TASK ▸
Omit the pictures, please, and give each record below again exactly.

(Rows from a figure dataset)
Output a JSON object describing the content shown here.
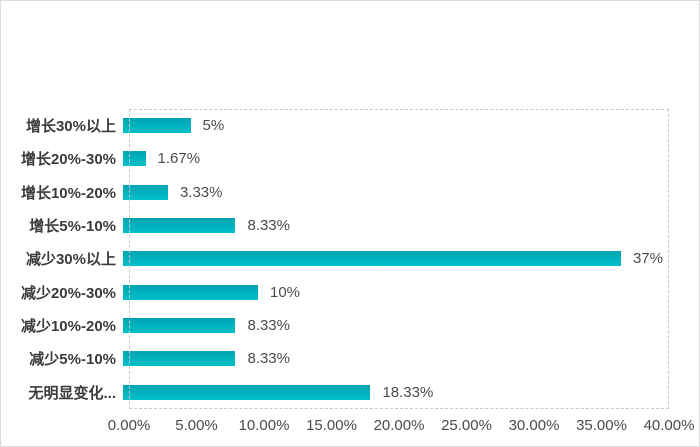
{
  "chart_data": {
    "type": "bar",
    "orientation": "horizontal",
    "title": "",
    "xlabel": "",
    "ylabel": "",
    "categories": [
      "增长30%以上",
      "增长20%-30%",
      "增长10%-20%",
      "增长5%-10%",
      "减少30%以上",
      "减少20%-30%",
      "减少10%-20%",
      "减少5%-10%",
      "无明显变化..."
    ],
    "values": [
      5,
      1.67,
      3.33,
      8.33,
      37,
      10,
      8.33,
      8.33,
      18.33
    ],
    "value_labels": [
      "5%",
      "1.67%",
      "3.33%",
      "8.33%",
      "37%",
      "10%",
      "8.33%",
      "8.33%",
      "18.33%"
    ],
    "x_ticks": [
      "0.00%",
      "5.00%",
      "10.00%",
      "15.00%",
      "20.00%",
      "25.00%",
      "30.00%",
      "35.00%",
      "40.00%"
    ],
    "xlim": [
      0,
      40
    ],
    "grid": "none",
    "legend": "none",
    "plot_border_style": "dashed"
  },
  "colors": {
    "bar_gradient_top": "#00a3b1",
    "bar_gradient_bottom": "#00c0c9",
    "plot_border": "#c9c9c9",
    "outer_border": "#dcdcdc",
    "category_text": "#3b3b3b",
    "value_text": "#4b4b4b",
    "tick_text": "#4b4b4b",
    "background": "#ffffff"
  }
}
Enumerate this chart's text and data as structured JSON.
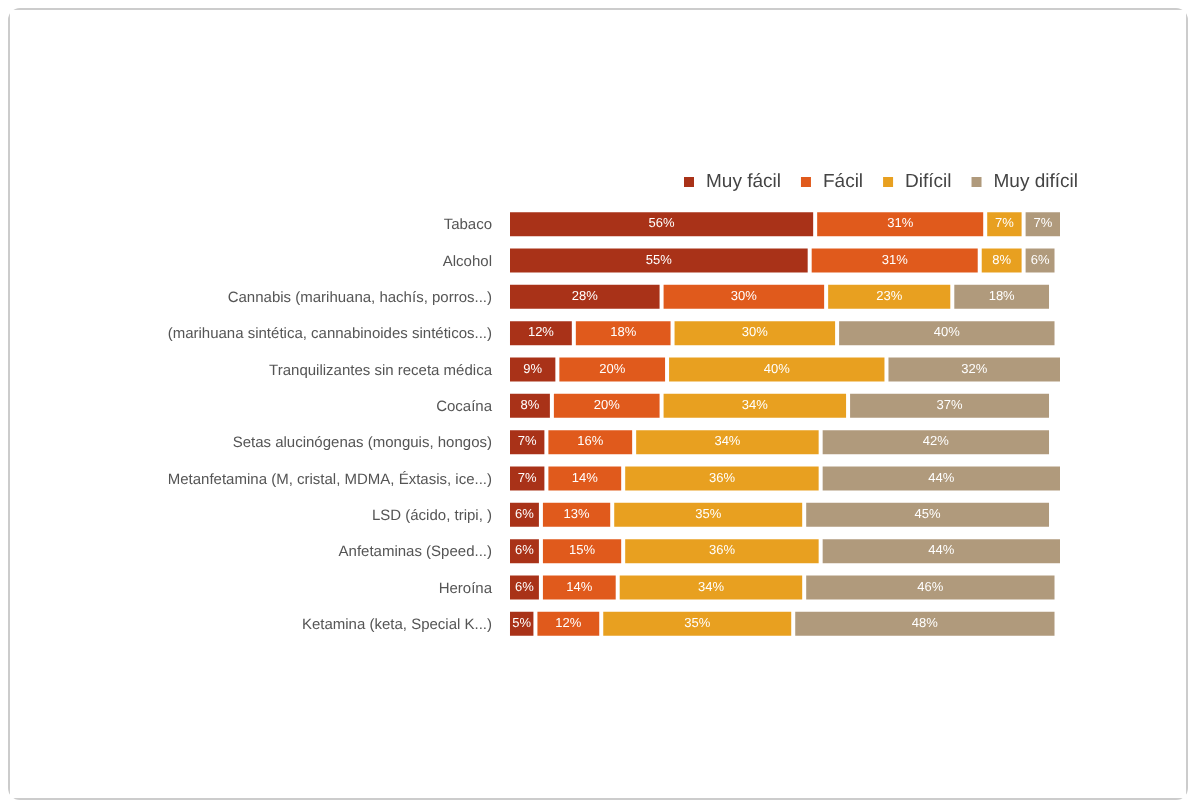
{
  "chart_data": {
    "type": "bar",
    "orientation": "horizontal",
    "stacked": true,
    "legend": "top",
    "tick_labels": "y",
    "categories": [
      "Tabaco",
      "Alcohol",
      "Cannabis (marihuana, hachís, porros...)",
      "(marihuana sintética, cannabinoides sintéticos...)",
      "Tranquilizantes sin receta médica",
      "Cocaína",
      "Setas alucinógenas (monguis, hongos)",
      "Metanfetamina (M, cristal, MDMA, Éxtasis, ice...)",
      "LSD (ácido, tripi, )",
      "Anfetaminas (Speed...)",
      "Heroína",
      "Ketamina (keta, Special K...)"
    ],
    "series": [
      {
        "name": "Muy fácil",
        "color": "#a93218",
        "values": [
          56,
          55,
          28,
          12,
          9,
          8,
          7,
          7,
          6,
          6,
          6,
          5
        ],
        "value_labels": [
          "56%",
          "55%",
          "28%",
          "12%",
          "9%",
          "8%",
          "7%",
          "7%",
          "6%",
          "6%",
          "6%",
          "5%"
        ]
      },
      {
        "name": "Fácil",
        "color": "#e05a1c",
        "values": [
          31,
          31,
          30,
          18,
          20,
          20,
          16,
          14,
          13,
          15,
          14,
          12
        ],
        "value_labels": [
          "31%",
          "31%",
          "30%",
          "18%",
          "20%",
          "20%",
          "16%",
          "14%",
          "13%",
          "15%",
          "14%",
          "12%"
        ]
      },
      {
        "name": "Difícil",
        "color": "#e8a020",
        "values": [
          7,
          8,
          23,
          30,
          40,
          34,
          34,
          36,
          35,
          36,
          34,
          35
        ],
        "value_labels": [
          "7%",
          "8%",
          "23%",
          "30%",
          "40%",
          "34%",
          "34%",
          "36%",
          "35%",
          "36%",
          "34%",
          "35%"
        ]
      },
      {
        "name": "Muy difícil",
        "color": "#b09a7c",
        "values": [
          7,
          6,
          18,
          40,
          32,
          37,
          42,
          44,
          45,
          44,
          46,
          48
        ],
        "value_labels": [
          "7%",
          "6%",
          "18%",
          "40%",
          "32%",
          "37%",
          "42%",
          "44%",
          "45%",
          "44%",
          "46%",
          "48%"
        ]
      }
    ]
  }
}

EXERCISE ANSWER ▸
Output a JSON object describing the content shown here.
{
  "chart_data": {
    "type": "bar",
    "orientation": "horizontal",
    "title": "",
    "xlabel": "",
    "ylabel": "",
    "categories": [
      "增长30%以上",
      "增长20%-30%",
      "增长10%-20%",
      "增长5%-10%",
      "减少30%以上",
      "减少20%-30%",
      "减少10%-20%",
      "减少5%-10%",
      "无明显变化..."
    ],
    "values": [
      5,
      1.67,
      3.33,
      8.33,
      37,
      10,
      8.33,
      8.33,
      18.33
    ],
    "value_labels": [
      "5%",
      "1.67%",
      "3.33%",
      "8.33%",
      "37%",
      "10%",
      "8.33%",
      "8.33%",
      "18.33%"
    ],
    "x_ticks": [
      "0.00%",
      "5.00%",
      "10.00%",
      "15.00%",
      "20.00%",
      "25.00%",
      "30.00%",
      "35.00%",
      "40.00%"
    ],
    "xlim": [
      0,
      40
    ],
    "grid": "none",
    "legend": "none",
    "plot_border_style": "dashed"
  },
  "colors": {
    "bar_gradient_top": "#00a3b1",
    "bar_gradient_bottom": "#00c0c9",
    "plot_border": "#c9c9c9",
    "outer_border": "#dcdcdc",
    "category_text": "#3b3b3b",
    "value_text": "#4b4b4b",
    "tick_text": "#4b4b4b",
    "background": "#ffffff"
  }
}
Enumerate this chart's text and data as structured JSON.
{
  "chart_data": {
    "type": "bar",
    "orientation": "horizontal",
    "stacked": true,
    "legend": "top",
    "tick_labels": "y",
    "categories": [
      "Tabaco",
      "Alcohol",
      "Cannabis (marihuana, hachís, porros...)",
      "(marihuana sintética, cannabinoides sintéticos...)",
      "Tranquilizantes sin receta médica",
      "Cocaína",
      "Setas alucinógenas (monguis, hongos)",
      "Metanfetamina (M, cristal, MDMA, Éxtasis, ice...)",
      "LSD (ácido, tripi, )",
      "Anfetaminas (Speed...)",
      "Heroína",
      "Ketamina (keta, Special K...)"
    ],
    "series": [
      {
        "name": "Muy fácil",
        "color": "#a93218",
        "values": [
          56,
          55,
          28,
          12,
          9,
          8,
          7,
          7,
          6,
          6,
          6,
          5
        ],
        "value_labels": [
          "56%",
          "55%",
          "28%",
          "12%",
          "9%",
          "8%",
          "7%",
          "7%",
          "6%",
          "6%",
          "6%",
          "5%"
        ]
      },
      {
        "name": "Fácil",
        "color": "#e05a1c",
        "values": [
          31,
          31,
          30,
          18,
          20,
          20,
          16,
          14,
          13,
          15,
          14,
          12
        ],
        "value_labels": [
          "31%",
          "31%",
          "30%",
          "18%",
          "20%",
          "20%",
          "16%",
          "14%",
          "13%",
          "15%",
          "14%",
          "12%"
        ]
      },
      {
        "name": "Difícil",
        "color": "#e8a020",
        "values": [
          7,
          8,
          23,
          30,
          40,
          34,
          34,
          36,
          35,
          36,
          34,
          35
        ],
        "value_labels": [
          "7%",
          "8%",
          "23%",
          "30%",
          "40%",
          "34%",
          "34%",
          "36%",
          "35%",
          "36%",
          "34%",
          "35%"
        ]
      },
      {
        "name": "Muy difícil",
        "color": "#b09a7c",
        "values": [
          7,
          6,
          18,
          40,
          32,
          37,
          42,
          44,
          45,
          44,
          46,
          48
        ],
        "value_labels": [
          "7%",
          "6%",
          "18%",
          "40%",
          "32%",
          "37%",
          "42%",
          "44%",
          "45%",
          "44%",
          "46%",
          "48%"
        ]
      }
    ]
  }
}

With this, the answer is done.